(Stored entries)
BEGIN
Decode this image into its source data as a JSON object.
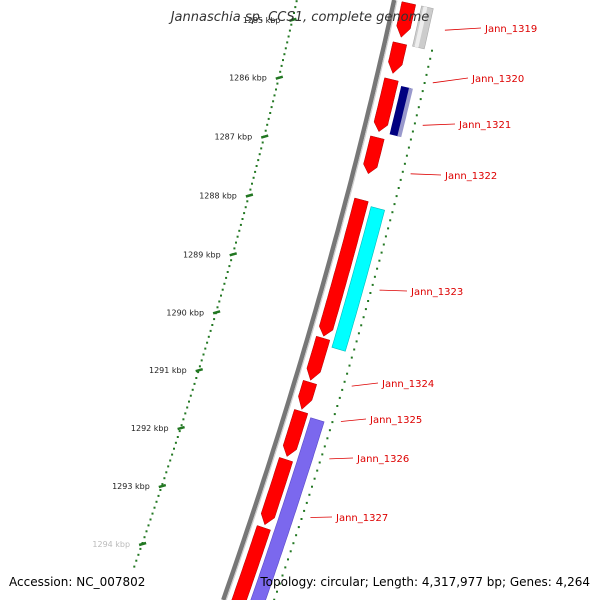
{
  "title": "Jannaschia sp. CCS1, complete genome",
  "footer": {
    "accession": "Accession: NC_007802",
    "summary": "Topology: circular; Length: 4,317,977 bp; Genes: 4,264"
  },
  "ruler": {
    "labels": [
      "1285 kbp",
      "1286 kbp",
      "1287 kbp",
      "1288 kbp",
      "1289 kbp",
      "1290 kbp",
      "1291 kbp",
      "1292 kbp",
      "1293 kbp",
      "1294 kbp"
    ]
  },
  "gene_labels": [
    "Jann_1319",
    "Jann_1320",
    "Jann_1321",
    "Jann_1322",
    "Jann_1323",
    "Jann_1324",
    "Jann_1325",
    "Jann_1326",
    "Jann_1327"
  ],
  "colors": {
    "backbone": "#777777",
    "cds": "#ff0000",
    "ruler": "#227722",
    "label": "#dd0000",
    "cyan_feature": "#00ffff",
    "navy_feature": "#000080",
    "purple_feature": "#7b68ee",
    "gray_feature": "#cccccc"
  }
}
END
■ WHAT IS REQUIRED ■
When you copy the data, keep every line exact and drop the pictures.

■ SOLUTION ■
Decode this image into its source data as a JSON object.
{
  "title": "Jannaschia sp. CCS1, complete genome",
  "footer": {
    "accession": "Accession: NC_007802",
    "summary": "Topology: circular; Length: 4,317,977 bp; Genes: 4,264"
  },
  "ruler": {
    "labels": [
      "1285 kbp",
      "1286 kbp",
      "1287 kbp",
      "1288 kbp",
      "1289 kbp",
      "1290 kbp",
      "1291 kbp",
      "1292 kbp",
      "1293 kbp",
      "1294 kbp"
    ]
  },
  "gene_labels": [
    "Jann_1319",
    "Jann_1320",
    "Jann_1321",
    "Jann_1322",
    "Jann_1323",
    "Jann_1324",
    "Jann_1325",
    "Jann_1326",
    "Jann_1327"
  ],
  "colors": {
    "backbone": "#777777",
    "cds": "#ff0000",
    "ruler": "#227722",
    "label": "#dd0000",
    "cyan_feature": "#00ffff",
    "navy_feature": "#000080",
    "purple_feature": "#7b68ee",
    "gray_feature": "#cccccc"
  }
}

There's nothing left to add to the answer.